**Problem to work on**
Which lines in the Records below contain the word "Contains"? Copy each of them.

[Records]
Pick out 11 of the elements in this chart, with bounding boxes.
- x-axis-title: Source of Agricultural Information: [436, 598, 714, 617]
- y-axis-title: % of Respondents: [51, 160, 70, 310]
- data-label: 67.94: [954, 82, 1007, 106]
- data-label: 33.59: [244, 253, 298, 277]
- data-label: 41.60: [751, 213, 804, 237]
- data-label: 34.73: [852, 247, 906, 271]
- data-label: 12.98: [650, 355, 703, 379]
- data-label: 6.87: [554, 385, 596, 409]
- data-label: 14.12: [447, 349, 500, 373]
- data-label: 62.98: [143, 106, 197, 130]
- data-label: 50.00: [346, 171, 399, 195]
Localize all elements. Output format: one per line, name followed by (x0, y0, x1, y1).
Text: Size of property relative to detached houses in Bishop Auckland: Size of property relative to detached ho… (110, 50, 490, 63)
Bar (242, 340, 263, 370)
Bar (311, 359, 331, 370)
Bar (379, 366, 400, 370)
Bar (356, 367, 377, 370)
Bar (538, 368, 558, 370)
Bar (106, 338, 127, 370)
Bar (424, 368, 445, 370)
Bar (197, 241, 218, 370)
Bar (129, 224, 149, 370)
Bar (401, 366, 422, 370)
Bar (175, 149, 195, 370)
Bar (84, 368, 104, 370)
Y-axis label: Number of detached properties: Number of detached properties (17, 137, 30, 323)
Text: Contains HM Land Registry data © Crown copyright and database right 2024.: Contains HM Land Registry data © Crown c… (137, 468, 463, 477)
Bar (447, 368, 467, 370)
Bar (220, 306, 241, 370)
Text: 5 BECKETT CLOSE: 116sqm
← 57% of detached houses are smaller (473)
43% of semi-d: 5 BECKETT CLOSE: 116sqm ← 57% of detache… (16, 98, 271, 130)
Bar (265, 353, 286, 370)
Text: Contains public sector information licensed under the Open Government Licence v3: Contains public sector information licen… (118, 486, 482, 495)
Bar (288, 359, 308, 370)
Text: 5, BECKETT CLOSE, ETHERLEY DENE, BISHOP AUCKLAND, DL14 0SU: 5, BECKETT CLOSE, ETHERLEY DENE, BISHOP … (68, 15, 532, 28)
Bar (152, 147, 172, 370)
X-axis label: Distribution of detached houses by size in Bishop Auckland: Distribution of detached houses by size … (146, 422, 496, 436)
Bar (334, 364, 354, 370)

**Exercise response**
Text: Contains HM Land Registry data © Crown copyright and database right 2024.: Contains HM Land Registry data © Crown c… (137, 468, 463, 477)
Text: Contains public sector information licensed under the Open Government Licence v3: Contains public sector information licen… (118, 486, 482, 495)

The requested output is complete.